## TO DO
State how many lines in the entries below contain "Chill". Write nothing but the number.

## MATERIAL SUPPLIED
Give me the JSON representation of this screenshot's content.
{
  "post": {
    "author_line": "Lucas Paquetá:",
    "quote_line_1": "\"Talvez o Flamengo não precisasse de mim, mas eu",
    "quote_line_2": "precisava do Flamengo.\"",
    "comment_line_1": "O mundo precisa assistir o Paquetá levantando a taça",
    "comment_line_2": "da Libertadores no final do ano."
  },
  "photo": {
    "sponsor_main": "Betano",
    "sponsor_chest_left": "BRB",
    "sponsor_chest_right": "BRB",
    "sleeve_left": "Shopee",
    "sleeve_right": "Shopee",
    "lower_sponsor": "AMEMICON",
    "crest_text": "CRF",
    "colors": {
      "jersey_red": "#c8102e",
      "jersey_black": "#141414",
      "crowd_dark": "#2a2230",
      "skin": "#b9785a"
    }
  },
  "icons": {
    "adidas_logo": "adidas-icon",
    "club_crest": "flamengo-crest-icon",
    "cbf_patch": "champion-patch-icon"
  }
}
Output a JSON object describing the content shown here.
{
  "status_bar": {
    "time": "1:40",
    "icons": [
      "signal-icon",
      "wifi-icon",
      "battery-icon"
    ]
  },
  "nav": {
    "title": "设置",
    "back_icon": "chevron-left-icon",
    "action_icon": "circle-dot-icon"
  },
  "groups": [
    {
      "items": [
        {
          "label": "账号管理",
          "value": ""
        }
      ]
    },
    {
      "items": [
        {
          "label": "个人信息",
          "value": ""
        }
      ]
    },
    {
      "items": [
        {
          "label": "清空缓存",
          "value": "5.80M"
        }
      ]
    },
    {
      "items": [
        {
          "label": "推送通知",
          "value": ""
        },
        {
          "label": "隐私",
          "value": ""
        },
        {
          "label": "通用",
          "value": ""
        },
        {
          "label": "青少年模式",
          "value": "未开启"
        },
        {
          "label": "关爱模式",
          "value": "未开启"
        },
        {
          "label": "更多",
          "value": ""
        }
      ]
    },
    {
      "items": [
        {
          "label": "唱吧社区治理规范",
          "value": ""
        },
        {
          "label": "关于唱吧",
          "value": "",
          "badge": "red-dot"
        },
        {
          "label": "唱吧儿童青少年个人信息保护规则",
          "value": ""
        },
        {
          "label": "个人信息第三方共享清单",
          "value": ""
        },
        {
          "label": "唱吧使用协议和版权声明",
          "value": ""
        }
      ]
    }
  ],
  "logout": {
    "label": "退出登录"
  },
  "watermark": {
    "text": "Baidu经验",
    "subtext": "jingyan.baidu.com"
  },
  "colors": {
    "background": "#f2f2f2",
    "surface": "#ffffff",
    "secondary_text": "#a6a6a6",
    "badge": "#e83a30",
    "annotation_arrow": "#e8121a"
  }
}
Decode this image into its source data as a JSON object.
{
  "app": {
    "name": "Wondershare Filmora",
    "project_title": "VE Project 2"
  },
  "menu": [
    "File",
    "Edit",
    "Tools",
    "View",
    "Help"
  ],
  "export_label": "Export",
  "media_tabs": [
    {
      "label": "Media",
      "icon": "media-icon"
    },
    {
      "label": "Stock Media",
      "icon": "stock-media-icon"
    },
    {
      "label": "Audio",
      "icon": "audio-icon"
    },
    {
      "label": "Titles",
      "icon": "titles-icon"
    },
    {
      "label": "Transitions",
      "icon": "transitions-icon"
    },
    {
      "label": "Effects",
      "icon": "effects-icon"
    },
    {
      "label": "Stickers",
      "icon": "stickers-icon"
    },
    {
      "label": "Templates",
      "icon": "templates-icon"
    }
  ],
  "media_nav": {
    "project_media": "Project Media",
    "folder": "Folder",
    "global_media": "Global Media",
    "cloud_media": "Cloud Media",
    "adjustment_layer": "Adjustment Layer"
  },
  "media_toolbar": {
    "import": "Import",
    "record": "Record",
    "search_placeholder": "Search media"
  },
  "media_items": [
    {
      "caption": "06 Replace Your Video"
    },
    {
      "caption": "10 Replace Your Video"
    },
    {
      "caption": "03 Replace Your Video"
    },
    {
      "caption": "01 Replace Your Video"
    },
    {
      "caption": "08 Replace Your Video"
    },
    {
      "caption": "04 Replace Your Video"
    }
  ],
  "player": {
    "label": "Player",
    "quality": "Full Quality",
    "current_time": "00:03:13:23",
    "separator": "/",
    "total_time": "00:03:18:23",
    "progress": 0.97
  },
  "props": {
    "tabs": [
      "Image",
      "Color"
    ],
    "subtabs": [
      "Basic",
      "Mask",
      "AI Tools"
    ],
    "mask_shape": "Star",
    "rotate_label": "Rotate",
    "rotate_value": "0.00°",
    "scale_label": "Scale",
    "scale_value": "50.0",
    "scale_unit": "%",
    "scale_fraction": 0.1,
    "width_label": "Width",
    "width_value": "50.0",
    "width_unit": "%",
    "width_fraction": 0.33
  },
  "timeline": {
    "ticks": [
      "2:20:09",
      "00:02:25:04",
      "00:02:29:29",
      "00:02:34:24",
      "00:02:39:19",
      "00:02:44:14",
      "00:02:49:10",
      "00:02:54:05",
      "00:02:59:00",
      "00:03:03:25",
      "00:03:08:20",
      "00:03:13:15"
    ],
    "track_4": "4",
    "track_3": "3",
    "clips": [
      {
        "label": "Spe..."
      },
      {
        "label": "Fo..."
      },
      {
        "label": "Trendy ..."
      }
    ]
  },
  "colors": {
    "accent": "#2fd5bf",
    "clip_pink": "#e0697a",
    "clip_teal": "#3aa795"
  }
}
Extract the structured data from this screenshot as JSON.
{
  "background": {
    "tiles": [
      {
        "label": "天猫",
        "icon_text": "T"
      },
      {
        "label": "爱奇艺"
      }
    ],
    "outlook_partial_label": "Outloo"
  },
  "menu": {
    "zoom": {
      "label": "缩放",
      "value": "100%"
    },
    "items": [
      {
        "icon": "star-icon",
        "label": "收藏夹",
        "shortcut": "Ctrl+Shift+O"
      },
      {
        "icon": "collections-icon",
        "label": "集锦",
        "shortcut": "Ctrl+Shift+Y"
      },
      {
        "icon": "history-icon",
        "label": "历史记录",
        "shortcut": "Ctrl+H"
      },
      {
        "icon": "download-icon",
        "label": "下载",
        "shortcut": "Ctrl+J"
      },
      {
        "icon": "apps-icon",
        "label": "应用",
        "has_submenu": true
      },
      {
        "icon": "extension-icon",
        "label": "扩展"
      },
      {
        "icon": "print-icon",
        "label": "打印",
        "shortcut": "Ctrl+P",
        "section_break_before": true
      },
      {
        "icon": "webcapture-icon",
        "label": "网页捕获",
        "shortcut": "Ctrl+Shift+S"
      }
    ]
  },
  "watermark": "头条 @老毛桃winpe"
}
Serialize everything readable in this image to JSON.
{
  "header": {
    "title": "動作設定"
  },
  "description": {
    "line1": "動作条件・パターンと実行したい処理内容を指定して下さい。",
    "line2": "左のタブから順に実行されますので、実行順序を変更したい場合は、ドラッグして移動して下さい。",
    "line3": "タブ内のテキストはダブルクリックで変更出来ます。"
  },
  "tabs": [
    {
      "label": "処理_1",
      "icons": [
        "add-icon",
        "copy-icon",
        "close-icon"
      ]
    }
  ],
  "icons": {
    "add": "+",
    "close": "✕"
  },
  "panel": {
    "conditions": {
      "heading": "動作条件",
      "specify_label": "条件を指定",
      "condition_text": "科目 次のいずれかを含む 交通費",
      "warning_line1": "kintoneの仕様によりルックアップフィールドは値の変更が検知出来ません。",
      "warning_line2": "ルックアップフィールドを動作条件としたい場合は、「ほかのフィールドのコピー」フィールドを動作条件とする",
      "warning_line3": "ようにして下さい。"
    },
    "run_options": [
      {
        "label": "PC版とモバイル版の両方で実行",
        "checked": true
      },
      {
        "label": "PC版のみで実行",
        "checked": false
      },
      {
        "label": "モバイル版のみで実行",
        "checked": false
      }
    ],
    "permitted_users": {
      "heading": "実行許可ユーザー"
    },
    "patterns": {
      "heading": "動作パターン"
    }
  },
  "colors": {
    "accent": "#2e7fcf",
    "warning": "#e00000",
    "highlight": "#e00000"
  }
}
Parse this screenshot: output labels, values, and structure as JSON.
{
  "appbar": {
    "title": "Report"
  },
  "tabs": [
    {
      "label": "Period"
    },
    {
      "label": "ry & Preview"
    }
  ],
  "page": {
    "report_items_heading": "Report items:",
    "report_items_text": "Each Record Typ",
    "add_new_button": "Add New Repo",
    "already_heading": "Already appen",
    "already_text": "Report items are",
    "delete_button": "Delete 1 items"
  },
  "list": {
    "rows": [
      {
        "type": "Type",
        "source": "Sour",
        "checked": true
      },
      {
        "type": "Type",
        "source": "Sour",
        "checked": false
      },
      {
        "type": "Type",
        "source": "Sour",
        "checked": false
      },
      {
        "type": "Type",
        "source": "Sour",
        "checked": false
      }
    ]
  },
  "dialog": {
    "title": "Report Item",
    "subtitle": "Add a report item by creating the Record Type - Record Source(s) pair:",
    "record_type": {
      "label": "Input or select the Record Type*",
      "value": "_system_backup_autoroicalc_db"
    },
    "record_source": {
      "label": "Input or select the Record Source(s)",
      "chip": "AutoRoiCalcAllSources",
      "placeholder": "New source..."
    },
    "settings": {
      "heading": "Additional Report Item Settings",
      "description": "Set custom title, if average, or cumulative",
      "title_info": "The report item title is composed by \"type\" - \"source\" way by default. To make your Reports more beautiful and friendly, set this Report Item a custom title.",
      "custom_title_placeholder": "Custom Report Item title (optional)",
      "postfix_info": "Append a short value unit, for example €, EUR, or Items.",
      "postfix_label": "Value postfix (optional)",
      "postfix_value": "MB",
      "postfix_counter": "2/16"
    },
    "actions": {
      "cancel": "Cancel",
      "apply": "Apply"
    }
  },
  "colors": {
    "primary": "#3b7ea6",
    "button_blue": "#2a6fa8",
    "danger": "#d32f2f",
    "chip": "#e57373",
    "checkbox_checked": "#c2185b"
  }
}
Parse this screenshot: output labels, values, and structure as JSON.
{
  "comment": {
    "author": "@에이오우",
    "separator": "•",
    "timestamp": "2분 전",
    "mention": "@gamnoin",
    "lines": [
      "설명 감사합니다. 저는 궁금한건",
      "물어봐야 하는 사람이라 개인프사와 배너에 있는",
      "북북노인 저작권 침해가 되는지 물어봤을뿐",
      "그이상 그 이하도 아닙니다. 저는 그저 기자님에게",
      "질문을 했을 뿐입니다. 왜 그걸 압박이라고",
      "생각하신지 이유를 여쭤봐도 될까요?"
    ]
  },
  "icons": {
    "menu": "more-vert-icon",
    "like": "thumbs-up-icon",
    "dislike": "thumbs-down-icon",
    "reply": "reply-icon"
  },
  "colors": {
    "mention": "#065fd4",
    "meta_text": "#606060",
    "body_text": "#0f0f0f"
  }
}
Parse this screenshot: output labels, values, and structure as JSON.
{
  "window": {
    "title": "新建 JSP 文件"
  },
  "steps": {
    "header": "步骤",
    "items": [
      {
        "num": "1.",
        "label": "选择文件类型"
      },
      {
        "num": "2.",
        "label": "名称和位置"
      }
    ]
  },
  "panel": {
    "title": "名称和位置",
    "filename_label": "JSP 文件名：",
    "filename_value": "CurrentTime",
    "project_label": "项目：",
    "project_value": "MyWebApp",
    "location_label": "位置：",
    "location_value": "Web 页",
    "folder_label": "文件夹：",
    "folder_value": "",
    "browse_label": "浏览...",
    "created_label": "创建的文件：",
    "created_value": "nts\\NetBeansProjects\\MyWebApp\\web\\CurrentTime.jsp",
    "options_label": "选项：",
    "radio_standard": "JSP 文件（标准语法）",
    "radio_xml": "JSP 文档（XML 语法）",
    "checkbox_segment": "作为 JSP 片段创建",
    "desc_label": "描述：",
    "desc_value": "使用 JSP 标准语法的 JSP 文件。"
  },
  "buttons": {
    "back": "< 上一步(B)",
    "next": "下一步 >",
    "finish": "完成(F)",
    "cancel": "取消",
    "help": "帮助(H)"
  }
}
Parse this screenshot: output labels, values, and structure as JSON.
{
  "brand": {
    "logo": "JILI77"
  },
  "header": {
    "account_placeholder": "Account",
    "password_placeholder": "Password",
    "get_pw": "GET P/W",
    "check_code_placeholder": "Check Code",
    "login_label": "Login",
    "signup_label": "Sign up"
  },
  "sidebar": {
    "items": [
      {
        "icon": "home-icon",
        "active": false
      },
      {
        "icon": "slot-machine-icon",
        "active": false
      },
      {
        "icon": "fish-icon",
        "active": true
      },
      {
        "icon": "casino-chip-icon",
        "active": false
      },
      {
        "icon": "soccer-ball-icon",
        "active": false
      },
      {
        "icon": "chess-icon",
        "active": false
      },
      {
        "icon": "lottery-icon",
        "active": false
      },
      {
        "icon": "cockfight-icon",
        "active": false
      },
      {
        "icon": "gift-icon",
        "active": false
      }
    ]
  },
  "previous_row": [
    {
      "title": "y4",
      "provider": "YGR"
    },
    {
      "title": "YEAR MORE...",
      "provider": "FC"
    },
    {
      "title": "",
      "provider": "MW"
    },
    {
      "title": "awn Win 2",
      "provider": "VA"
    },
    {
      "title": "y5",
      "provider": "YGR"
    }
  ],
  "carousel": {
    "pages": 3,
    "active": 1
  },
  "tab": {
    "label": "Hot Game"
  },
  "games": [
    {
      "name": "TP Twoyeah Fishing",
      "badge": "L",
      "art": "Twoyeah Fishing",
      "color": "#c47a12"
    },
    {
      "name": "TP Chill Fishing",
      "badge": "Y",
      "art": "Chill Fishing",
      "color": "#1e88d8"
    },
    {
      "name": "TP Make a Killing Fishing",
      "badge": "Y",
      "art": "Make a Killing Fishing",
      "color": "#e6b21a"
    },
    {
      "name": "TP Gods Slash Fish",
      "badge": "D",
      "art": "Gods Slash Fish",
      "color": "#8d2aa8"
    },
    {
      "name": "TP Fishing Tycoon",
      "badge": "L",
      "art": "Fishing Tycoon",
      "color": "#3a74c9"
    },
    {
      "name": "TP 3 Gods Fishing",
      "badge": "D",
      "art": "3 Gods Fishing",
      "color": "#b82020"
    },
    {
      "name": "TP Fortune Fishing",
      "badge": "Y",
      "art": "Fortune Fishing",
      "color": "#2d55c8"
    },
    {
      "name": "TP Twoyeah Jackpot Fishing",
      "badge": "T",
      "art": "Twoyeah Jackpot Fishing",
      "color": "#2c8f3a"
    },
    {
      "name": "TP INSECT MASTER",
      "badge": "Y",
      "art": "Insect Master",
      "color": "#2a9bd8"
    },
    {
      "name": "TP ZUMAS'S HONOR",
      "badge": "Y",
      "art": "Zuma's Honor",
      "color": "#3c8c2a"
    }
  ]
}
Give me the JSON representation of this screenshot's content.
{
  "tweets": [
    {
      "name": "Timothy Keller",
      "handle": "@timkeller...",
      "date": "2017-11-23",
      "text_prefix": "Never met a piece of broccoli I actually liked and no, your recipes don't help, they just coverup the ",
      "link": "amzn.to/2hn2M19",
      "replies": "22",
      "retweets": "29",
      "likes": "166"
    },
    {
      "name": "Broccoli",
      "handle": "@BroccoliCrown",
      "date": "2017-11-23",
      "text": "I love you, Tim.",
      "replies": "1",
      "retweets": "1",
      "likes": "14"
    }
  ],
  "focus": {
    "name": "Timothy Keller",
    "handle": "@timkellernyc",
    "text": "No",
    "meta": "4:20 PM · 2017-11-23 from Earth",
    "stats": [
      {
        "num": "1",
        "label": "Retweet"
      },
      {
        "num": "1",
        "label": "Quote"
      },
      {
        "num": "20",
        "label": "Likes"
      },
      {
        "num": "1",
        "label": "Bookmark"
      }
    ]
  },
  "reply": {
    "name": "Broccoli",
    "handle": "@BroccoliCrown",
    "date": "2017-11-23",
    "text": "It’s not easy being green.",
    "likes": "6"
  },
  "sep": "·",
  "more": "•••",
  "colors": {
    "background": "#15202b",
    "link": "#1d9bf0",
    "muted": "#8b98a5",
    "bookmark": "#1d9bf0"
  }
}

## OUTPUT OF THE EXERCISE
2